:: EXTRAIT DU DOCUMENT ::
Pourquoi avez-vous décidé d’accueillir tous ces réfugiés ?

Nous avons ouvert nos portes aux réfugiés zimbabwéens fin 2005, début 2006, quand on a constaté l’ampleur de l’immigration en provenance de ce pays (conséquence de l’expulsion de 700.000 personnes des bidonvilles zimbabwéens par Robert Mugabe à cette période, ndlr). Ces gens étaient totalement démunis, et la plupart d’entre eux n’avaient jamais vécu sans domicile avant. Or la vie dans la rue est très dangereuse à Johannesburg. On a décidé de les accueillir pour qu’ils aient au moins un endroit où se réfugier.

Combien de personnes dorment ici chaque nuit ?

C’est difficile à dire. Il y a beaucoup de mouvement, les gens sont très mobiles. Dès qu’ils arrivent ici, les réfugiés cherchent tout de suite du travail. Ils saisissent toutes les opportunités pour gagner de l’argent et s’en sortir. Ils vendent des légumes, des jus de fruit dans la rue, font des petits travaux, ils ne cherchent pas à s’enraciner ici. En 2007, nous avons tenté de comptabiliser le nombre de personnes qui se réfugient ici. Durant deux nuits, nous avons donné un ticket numéroté à tous les réfugiés qui souhaitaient dormir dans l’église. Nous avons compté 2.843 personnes. On estime qu’environ 10.000 réfugiés sont passés par ici depuis 2005.

:: LIGNES AFFICHÉES ::
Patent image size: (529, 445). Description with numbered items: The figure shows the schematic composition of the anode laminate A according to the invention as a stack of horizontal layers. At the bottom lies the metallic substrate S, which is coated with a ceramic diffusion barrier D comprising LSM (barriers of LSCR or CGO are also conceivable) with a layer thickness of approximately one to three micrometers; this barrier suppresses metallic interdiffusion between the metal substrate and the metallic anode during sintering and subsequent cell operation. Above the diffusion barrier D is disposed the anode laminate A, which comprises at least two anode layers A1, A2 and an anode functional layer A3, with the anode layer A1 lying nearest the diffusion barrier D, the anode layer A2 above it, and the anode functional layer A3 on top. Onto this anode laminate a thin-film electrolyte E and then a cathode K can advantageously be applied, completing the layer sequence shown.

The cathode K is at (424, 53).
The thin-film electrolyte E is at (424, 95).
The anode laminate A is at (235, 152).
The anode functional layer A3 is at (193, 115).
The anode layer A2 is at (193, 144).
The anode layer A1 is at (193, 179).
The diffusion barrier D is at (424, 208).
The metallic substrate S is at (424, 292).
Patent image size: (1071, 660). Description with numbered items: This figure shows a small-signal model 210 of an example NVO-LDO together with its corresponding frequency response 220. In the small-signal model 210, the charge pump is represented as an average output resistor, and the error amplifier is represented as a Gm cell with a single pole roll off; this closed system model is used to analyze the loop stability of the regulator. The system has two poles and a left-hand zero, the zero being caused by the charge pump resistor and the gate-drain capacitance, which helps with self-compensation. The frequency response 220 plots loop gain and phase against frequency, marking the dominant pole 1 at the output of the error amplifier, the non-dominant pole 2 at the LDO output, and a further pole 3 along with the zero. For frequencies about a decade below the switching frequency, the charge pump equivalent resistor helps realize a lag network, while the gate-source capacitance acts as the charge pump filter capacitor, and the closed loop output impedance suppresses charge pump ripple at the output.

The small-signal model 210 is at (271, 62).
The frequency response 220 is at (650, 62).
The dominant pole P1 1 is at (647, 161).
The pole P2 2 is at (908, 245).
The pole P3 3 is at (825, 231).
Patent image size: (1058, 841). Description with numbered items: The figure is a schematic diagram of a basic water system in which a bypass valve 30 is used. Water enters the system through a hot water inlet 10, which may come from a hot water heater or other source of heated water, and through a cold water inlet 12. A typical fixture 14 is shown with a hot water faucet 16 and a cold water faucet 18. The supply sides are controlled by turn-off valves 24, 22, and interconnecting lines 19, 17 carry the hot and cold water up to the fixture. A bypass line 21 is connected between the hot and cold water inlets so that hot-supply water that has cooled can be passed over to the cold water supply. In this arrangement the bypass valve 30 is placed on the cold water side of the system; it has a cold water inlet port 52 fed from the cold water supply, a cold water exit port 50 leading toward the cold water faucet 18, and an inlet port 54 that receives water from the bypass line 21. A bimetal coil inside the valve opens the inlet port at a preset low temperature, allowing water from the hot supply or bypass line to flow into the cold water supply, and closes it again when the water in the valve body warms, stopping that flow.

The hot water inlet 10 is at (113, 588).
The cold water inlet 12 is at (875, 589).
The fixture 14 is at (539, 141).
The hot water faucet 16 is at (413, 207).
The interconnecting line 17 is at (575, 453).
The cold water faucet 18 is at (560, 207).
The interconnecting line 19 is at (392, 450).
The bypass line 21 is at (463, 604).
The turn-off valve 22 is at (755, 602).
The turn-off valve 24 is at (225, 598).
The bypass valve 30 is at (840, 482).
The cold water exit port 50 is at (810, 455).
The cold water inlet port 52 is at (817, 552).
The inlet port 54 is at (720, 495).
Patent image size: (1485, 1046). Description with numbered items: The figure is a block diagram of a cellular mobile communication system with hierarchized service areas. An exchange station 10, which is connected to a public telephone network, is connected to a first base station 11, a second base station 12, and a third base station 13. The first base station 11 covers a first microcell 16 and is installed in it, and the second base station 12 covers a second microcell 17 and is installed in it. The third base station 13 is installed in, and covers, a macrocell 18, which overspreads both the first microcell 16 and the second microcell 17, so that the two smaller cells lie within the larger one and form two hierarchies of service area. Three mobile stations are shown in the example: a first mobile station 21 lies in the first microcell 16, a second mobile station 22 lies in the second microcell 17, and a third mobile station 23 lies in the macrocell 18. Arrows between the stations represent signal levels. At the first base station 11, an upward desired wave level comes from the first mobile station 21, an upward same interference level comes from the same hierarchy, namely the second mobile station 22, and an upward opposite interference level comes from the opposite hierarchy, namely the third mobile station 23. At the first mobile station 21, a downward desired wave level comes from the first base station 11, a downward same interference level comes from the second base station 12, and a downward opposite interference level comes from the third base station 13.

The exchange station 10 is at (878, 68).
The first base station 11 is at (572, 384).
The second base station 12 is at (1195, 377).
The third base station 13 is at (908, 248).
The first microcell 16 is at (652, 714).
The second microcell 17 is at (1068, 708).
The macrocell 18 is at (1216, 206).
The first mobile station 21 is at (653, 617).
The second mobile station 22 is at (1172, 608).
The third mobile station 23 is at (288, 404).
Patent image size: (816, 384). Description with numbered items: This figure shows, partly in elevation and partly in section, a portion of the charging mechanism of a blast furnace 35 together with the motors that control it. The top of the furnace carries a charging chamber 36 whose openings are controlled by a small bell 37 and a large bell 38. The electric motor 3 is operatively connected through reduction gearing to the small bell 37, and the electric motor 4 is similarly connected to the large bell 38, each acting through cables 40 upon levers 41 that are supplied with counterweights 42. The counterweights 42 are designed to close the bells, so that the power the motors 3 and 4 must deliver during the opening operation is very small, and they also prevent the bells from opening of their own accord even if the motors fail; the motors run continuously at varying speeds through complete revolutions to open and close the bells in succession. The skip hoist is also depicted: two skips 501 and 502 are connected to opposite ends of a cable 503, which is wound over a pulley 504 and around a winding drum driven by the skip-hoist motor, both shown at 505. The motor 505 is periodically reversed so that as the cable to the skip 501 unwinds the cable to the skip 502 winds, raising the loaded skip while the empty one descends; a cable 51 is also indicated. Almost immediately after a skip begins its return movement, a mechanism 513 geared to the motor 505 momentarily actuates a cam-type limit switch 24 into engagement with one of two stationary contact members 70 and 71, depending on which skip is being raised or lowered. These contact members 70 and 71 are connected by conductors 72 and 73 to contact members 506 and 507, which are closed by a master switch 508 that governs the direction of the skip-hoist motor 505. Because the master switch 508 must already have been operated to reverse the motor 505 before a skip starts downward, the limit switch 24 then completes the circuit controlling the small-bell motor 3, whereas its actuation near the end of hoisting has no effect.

:: TRAVAIL DEMANDÉ ::
A. Répondez brièvement aux questions suivantes sur l'entretien consacré aux réfugiés zimbabwéens :
(i) À quelle période les portes ont-elles été ouvertes aux réfugiés zimbabwéens ?
(ii) Combien de personnes ont été comptées lors du comptage de 2007 ?
(iii) Combien de réfugiés estime-t-on être passés par l'église depuis 2005 ?
B. Poursuivez l'entretien consacré aux réfugiés zimbabwéens à partir de sa dernière phrase.

:: RÉPONSES DANS L'ORDRE ::
A.
(i) Fin 2005, début 2006.
(ii) 2.843 personnes.
(iii) Environ 10.000 réfugiés.

B.
Comment arrivez-vous à gérer un tel nombre de réfugiés ?

La première nuit où un réfugié arrive, on lui crée une carte avec son nom, sa photo, son origine, etc. C’est une sorte de carte d’identité, qui nous sert notamment en cas de décès. Je le reçois ensuite pour un entretien. Je leur explique les lois sud-africaines concernant l’immigration et les précautions à prendre en matière d’hygiène. Je leur demande quelle est leur situation familiale, qui s’occupe de leur famille au pays, quels sont leurs compétences professionnelles, etc. Enfin, je leur explique les règles de fonctionnement de l’Eglise : pas de cigarettes, pas d’alcool, pas de relations sexuelles et l’obligation de rentrer le soir à 19h. Nous demandons surtout à chacun de s’impliquer dans l’enseignement : ils doivent soit apprendre, soit enseigner, selon leurs souhaits. Nous avons mis en place plusieurs ateliers (informatique, cuisine, alphabétisation, théologie…) où ils peuvent se rendre pendant la semaine. Personnellement, j’enseigne le Nouveau Testament.

Mais comment pouvez-vous assurer la sécurité dans un bâtiment aussi surpeuplé ?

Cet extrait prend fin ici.